▶ [WHAT YOU WILL DO]
Copy the listing below in full and skip every picture.

▶ [RECORD EXTRACTS]

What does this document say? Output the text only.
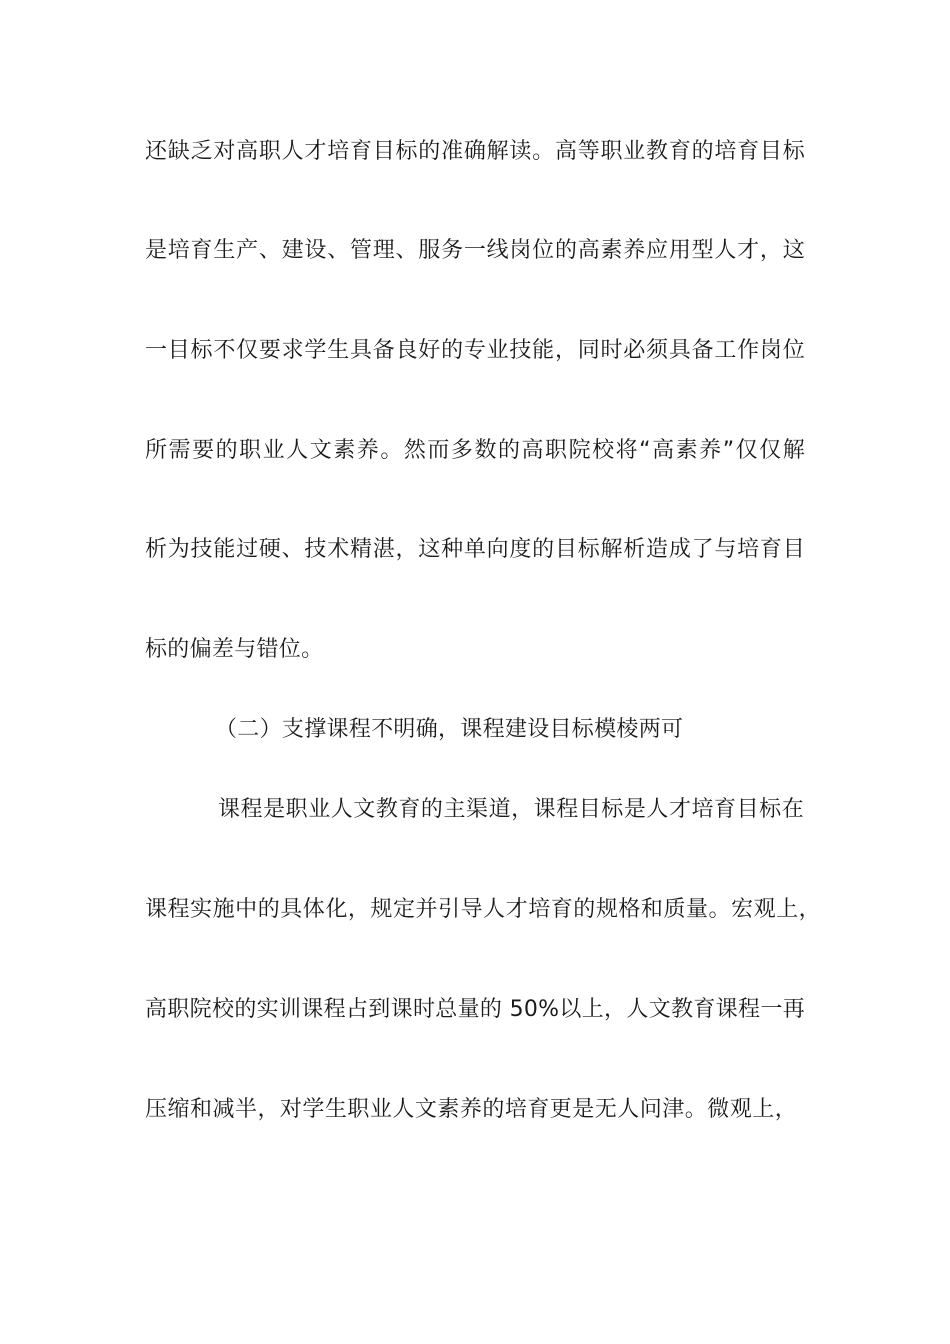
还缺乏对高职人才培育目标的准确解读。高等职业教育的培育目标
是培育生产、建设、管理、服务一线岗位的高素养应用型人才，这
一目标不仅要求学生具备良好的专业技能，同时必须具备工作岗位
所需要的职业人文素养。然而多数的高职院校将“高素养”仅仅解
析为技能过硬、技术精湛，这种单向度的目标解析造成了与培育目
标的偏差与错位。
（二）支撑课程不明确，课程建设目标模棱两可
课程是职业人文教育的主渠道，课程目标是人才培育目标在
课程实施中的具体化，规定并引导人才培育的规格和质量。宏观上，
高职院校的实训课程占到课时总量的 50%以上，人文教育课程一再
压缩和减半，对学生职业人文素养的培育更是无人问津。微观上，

▶ [SOLVED PROBLEM]
What does this document say? Output the text only.
还缺乏对高职人才培育目标的准确解读。高等职业教育的培育目标
是培育生产、建设、管理、服务一线岗位的高素养应用型人才，这
一目标不仅要求学生具备良好的专业技能，同时必须具备工作岗位
所需要的职业人文素养。然而多数的高职院校将“高素养”仅仅解
析为技能过硬、技术精湛，这种单向度的目标解析造成了与培育目
标的偏差与错位。
（二）支撑课程不明确，课程建设目标模棱两可
课程是职业人文教育的主渠道，课程目标是人才培育目标在
课程实施中的具体化，规定并引导人才培育的规格和质量。宏观上，
高职院校的实训课程占到课时总量的 50%以上，人文教育课程一再
压缩和减半，对学生职业人文素养的培育更是无人问津。微观上，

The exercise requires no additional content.